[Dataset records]
========================

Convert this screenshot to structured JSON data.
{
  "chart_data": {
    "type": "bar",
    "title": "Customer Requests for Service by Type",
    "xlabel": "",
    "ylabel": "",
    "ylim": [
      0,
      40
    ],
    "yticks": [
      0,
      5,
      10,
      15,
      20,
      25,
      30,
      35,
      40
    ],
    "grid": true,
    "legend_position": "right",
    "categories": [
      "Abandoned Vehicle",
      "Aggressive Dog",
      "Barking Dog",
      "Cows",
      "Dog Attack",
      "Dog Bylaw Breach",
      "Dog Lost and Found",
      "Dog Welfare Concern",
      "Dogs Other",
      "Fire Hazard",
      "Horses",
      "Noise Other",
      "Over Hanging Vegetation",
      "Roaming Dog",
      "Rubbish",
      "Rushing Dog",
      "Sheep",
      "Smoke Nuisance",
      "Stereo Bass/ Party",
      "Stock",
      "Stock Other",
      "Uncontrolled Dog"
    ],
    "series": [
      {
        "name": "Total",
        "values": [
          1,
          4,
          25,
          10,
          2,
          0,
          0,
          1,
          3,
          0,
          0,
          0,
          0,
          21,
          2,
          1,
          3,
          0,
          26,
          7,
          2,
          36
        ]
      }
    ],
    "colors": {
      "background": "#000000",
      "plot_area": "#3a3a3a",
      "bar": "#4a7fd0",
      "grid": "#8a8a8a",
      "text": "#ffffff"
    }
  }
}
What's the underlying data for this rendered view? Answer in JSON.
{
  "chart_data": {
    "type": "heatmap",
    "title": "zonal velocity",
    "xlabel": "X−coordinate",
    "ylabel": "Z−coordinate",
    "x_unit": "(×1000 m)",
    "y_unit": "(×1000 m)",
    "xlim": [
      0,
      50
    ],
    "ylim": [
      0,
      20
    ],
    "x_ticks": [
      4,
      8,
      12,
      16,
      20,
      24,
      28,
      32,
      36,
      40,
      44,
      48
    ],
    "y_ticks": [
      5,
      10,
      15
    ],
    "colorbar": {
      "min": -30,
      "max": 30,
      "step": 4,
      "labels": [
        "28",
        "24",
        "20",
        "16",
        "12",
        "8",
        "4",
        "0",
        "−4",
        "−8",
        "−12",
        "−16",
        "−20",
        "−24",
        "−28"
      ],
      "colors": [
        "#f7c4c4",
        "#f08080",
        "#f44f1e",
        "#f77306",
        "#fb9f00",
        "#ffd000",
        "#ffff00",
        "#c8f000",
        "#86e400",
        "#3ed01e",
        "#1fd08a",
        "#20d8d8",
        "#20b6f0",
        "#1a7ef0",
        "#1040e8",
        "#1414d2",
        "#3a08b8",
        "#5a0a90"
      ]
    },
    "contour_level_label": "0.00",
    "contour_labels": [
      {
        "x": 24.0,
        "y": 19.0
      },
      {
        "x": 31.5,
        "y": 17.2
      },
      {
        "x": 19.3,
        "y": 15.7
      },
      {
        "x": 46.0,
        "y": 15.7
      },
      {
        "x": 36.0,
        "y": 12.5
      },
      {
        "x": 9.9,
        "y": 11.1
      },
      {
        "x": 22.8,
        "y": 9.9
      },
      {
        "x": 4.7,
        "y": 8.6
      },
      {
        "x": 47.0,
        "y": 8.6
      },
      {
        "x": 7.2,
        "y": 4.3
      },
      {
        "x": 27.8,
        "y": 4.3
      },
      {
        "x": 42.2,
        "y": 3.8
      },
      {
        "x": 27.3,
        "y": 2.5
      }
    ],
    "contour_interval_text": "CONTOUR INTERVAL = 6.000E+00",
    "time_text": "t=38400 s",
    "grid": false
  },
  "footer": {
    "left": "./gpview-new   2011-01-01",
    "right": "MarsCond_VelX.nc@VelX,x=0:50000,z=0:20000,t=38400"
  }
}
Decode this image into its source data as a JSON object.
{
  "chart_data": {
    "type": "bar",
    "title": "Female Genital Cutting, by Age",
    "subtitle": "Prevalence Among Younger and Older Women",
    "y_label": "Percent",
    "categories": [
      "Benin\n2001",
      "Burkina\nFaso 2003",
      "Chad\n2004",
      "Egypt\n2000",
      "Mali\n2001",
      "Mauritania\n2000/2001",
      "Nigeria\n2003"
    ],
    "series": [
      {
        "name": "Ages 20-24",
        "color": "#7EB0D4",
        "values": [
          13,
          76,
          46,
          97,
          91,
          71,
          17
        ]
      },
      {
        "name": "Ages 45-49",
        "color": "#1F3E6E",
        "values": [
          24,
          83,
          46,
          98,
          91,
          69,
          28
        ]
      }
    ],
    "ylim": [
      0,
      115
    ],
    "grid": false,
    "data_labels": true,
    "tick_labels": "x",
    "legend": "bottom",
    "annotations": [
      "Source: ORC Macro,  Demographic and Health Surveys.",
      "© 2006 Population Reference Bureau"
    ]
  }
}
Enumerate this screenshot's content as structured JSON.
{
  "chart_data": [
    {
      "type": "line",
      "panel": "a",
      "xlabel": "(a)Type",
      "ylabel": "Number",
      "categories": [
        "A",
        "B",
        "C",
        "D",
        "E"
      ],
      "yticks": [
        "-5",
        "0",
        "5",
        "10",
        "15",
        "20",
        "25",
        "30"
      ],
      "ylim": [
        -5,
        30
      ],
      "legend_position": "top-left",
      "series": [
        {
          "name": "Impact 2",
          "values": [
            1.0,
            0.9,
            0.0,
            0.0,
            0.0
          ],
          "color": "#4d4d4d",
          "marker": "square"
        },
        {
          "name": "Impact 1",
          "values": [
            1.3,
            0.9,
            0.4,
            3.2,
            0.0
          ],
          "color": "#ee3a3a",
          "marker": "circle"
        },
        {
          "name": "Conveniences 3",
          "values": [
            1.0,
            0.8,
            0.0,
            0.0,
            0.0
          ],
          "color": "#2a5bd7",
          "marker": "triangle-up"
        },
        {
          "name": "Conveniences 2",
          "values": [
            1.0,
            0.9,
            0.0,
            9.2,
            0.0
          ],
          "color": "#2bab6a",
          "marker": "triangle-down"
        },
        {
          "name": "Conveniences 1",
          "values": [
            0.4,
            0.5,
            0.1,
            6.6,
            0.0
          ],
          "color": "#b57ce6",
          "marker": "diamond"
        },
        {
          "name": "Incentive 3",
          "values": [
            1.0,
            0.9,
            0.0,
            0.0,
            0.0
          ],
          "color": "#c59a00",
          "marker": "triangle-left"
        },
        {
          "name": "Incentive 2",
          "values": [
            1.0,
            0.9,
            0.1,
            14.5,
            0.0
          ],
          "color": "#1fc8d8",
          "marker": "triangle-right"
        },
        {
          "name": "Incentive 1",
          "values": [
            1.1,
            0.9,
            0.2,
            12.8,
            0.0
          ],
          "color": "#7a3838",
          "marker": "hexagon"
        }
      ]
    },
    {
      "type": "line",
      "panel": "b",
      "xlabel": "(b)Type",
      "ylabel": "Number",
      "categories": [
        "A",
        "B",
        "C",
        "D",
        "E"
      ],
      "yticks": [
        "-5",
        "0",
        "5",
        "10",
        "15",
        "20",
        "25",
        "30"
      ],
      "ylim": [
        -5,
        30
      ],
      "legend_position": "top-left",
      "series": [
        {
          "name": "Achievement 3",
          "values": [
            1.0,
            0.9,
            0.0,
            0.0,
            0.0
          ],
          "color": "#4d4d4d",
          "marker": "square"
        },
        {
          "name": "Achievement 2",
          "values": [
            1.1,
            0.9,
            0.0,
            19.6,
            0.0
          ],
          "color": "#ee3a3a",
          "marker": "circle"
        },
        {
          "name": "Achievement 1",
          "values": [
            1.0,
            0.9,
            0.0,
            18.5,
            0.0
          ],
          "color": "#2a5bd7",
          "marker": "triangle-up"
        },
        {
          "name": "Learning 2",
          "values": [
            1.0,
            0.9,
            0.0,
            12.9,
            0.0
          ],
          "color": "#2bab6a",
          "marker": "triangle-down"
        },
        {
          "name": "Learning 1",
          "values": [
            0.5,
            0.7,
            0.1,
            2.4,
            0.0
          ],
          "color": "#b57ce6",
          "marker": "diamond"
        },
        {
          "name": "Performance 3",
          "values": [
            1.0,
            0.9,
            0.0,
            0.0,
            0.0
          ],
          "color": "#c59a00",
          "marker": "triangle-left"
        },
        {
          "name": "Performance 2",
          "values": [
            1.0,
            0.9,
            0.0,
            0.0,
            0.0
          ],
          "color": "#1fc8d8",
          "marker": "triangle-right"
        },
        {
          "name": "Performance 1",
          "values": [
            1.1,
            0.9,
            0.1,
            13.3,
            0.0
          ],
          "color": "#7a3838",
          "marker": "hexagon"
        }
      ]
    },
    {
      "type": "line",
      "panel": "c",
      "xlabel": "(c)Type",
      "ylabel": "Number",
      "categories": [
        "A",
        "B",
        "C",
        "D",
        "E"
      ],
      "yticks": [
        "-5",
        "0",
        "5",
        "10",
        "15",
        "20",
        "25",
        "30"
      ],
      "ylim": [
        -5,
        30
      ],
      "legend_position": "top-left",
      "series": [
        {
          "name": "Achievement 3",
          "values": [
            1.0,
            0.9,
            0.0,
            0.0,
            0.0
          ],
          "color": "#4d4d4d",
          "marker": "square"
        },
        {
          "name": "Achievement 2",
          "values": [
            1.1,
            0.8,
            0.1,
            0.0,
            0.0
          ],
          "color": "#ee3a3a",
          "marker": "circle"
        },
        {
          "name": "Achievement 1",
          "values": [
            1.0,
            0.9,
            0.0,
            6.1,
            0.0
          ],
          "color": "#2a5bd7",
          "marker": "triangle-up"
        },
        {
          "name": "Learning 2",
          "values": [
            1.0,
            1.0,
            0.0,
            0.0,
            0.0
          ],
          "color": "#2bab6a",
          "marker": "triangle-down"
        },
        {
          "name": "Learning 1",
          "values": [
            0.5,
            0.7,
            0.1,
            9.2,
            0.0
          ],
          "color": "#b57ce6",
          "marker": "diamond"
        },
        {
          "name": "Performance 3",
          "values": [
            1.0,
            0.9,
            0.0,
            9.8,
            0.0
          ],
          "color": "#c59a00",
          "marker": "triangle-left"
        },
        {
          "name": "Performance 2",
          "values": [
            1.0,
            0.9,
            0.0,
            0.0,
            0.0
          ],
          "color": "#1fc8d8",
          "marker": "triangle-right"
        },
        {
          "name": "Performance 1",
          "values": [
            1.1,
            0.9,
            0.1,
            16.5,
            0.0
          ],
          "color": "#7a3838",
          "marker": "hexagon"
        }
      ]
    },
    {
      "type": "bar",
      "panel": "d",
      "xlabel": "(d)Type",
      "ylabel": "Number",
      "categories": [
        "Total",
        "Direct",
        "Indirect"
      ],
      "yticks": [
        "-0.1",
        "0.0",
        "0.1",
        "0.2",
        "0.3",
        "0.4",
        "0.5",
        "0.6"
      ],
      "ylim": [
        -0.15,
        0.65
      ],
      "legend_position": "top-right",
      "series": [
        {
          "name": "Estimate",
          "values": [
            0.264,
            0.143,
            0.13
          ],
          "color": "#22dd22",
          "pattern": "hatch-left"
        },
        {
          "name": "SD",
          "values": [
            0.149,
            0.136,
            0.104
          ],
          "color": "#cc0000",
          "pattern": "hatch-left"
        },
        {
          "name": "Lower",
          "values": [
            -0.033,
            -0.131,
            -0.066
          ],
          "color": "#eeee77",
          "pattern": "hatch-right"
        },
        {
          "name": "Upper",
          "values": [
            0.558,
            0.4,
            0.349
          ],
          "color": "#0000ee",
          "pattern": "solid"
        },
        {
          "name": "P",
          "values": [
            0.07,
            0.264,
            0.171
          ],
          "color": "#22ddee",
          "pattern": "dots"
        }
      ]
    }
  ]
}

========================

SHORT EXERCISE
List all lines in the material containing the string "coordinate".

TASK RESULT
    "xlabel": "X−coordinate",
    "ylabel": "Z−coordinate",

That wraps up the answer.